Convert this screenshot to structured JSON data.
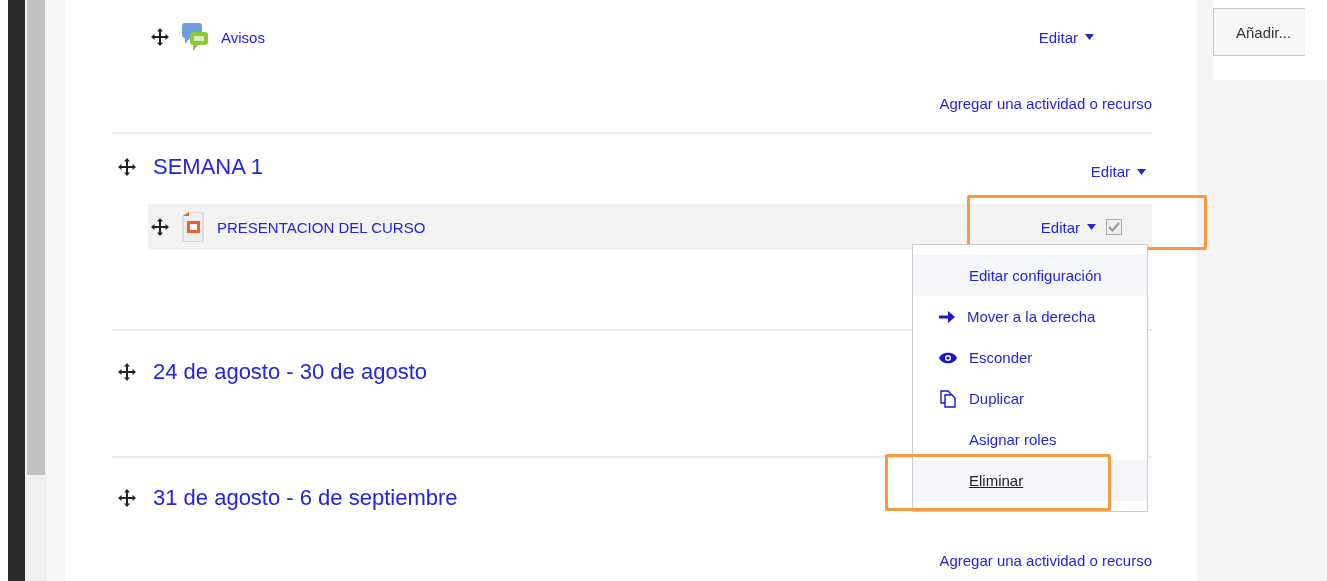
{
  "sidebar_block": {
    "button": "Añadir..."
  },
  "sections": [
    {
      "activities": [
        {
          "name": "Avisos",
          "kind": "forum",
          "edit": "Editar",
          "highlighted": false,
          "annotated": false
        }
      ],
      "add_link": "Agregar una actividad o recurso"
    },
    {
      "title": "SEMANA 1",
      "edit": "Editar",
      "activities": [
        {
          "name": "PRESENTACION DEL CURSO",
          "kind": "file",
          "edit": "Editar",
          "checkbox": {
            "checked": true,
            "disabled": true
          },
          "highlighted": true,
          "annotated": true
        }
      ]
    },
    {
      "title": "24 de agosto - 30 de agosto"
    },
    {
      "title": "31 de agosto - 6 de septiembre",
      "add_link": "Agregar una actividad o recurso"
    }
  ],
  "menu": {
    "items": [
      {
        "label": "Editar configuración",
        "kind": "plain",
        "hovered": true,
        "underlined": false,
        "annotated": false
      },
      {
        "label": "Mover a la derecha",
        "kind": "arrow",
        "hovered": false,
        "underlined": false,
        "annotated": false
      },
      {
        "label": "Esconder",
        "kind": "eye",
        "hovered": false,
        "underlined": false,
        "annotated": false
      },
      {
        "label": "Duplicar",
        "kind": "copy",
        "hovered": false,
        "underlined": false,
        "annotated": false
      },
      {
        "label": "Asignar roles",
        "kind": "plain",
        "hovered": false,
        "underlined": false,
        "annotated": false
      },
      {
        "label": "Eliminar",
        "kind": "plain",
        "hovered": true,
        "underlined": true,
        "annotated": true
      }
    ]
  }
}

*-*-*

• INSTRUCTIONS TO FOLLOW:
Track down all lines above with the string "kind" and copy them.

• ANSWER TO THE TASK:
          "kind": "forum",
          "kind": "file",
        "kind": "plain",
        "kind": "arrow",
        "kind": "eye",
        "kind": "copy",
        "kind": "plain",
        "kind": "plain",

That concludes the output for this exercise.